** START **

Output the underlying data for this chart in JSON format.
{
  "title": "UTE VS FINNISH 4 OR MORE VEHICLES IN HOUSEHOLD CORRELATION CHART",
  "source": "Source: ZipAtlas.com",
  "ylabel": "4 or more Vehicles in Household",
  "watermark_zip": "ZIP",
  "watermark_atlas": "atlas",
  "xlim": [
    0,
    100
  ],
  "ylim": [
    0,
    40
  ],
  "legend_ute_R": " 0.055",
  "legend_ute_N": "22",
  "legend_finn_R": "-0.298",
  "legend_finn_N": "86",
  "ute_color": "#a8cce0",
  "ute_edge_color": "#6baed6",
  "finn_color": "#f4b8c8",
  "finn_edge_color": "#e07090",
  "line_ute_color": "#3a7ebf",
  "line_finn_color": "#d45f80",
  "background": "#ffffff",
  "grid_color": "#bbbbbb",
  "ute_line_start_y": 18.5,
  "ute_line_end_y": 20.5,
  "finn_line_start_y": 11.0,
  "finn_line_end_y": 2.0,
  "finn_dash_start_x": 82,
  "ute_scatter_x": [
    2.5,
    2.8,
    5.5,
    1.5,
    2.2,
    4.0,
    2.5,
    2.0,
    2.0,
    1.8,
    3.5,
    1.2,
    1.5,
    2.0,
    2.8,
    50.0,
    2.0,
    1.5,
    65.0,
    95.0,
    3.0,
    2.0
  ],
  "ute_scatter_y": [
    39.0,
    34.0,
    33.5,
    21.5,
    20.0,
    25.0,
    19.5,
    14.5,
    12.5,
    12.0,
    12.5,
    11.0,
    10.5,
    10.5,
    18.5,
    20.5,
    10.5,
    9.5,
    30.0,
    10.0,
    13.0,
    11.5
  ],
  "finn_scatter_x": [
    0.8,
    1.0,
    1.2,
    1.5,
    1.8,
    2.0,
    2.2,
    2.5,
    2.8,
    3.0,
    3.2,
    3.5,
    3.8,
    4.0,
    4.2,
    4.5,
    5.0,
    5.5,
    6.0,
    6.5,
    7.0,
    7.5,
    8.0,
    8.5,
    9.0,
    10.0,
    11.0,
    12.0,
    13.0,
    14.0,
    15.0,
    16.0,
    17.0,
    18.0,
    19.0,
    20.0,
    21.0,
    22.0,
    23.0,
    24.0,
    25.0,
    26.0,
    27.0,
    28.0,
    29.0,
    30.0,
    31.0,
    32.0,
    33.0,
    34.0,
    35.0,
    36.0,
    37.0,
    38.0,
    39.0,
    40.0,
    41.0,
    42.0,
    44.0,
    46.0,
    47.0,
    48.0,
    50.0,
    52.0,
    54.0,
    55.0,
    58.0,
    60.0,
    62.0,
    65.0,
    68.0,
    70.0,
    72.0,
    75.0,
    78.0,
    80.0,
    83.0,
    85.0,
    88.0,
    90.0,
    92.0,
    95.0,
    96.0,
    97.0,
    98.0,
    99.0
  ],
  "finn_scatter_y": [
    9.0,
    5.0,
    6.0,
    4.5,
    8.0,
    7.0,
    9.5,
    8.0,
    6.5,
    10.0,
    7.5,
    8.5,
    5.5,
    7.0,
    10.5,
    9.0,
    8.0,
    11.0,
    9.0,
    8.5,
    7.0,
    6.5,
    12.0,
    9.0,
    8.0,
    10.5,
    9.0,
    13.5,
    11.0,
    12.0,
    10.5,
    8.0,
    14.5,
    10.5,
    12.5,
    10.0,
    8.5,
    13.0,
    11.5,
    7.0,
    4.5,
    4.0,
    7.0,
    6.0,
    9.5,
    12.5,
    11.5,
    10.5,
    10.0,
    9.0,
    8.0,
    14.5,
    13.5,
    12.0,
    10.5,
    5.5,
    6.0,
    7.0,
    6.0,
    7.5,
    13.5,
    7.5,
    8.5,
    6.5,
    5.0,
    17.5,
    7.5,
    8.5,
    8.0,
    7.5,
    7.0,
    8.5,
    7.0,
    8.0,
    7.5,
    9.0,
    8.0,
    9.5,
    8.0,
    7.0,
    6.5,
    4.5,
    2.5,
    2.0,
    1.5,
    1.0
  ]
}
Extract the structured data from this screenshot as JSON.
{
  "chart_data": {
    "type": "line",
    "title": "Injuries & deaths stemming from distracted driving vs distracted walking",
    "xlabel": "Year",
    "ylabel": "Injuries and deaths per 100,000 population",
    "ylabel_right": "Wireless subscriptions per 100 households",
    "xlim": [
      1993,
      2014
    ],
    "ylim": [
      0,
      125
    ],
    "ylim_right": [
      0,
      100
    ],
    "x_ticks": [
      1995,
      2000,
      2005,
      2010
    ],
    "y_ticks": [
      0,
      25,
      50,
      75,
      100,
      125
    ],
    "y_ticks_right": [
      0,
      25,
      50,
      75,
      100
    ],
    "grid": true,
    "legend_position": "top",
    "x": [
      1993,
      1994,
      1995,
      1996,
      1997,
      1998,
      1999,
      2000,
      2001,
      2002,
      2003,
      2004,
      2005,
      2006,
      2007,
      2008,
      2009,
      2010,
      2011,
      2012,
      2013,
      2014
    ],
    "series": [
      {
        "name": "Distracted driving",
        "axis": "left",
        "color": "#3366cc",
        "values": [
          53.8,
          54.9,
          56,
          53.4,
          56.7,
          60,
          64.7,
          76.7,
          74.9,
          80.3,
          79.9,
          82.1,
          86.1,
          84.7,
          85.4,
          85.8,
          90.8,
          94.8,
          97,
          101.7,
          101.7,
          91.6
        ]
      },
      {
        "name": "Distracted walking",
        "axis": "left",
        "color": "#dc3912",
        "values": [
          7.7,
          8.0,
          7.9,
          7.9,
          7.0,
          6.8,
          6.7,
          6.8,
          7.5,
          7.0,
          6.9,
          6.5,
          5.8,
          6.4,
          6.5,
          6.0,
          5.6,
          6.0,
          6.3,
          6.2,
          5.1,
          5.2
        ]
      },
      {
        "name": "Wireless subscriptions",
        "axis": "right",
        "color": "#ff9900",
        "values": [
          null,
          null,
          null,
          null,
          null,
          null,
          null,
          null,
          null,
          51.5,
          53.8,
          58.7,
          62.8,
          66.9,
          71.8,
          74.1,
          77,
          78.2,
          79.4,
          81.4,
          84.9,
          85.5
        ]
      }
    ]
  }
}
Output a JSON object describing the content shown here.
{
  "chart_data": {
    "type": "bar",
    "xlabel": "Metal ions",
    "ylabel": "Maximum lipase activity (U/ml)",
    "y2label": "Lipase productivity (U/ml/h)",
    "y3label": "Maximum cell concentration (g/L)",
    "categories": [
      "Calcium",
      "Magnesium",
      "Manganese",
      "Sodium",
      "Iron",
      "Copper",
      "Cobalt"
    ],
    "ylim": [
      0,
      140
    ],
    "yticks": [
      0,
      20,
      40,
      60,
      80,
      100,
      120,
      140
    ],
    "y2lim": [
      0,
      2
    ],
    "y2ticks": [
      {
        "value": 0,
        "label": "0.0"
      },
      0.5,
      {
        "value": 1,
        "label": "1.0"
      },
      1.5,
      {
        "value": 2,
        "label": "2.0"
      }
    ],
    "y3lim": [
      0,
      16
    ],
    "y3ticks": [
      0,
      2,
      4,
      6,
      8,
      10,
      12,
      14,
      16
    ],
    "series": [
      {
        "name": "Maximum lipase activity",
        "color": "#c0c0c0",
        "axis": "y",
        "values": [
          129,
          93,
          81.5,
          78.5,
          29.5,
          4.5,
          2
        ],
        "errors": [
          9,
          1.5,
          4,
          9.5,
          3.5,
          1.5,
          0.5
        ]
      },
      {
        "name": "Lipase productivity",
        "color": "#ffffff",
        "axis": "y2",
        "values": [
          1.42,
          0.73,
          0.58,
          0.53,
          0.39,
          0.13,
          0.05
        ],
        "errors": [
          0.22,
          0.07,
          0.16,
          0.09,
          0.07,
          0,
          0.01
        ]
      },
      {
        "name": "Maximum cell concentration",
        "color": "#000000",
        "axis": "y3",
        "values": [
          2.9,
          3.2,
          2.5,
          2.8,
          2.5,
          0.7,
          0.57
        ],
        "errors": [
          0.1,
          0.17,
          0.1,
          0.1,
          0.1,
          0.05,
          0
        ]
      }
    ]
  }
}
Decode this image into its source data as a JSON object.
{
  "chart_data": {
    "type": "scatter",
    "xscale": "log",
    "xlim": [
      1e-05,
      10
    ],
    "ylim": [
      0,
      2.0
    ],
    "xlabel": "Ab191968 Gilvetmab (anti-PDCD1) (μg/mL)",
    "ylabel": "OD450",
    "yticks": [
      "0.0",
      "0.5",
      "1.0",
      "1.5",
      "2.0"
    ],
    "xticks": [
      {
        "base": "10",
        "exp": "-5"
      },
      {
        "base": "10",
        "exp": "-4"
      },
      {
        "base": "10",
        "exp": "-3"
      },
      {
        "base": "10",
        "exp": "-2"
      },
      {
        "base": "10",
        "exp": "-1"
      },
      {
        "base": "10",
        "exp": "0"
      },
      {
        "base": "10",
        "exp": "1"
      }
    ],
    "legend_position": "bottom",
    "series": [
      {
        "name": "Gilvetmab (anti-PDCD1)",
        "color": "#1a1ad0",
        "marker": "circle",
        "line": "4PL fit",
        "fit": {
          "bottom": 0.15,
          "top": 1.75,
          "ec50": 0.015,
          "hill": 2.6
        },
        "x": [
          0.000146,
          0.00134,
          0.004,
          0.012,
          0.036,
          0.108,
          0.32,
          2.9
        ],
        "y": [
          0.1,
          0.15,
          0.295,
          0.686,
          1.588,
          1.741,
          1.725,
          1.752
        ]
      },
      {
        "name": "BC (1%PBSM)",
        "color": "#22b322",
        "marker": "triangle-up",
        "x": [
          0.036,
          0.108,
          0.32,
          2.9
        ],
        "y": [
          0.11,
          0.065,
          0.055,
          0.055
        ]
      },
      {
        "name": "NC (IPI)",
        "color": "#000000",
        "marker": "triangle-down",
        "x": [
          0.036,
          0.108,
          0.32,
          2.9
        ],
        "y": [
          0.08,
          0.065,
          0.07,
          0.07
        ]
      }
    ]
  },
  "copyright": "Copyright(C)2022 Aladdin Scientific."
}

** END **

## WHAT YOU NEED TO DO
Copy each line of the records above that carries the word "concentration".

## CORRECT RESPONSE
    "y3label": "Maximum cell concentration (g/L)",
        "name": "Maximum cell concentration",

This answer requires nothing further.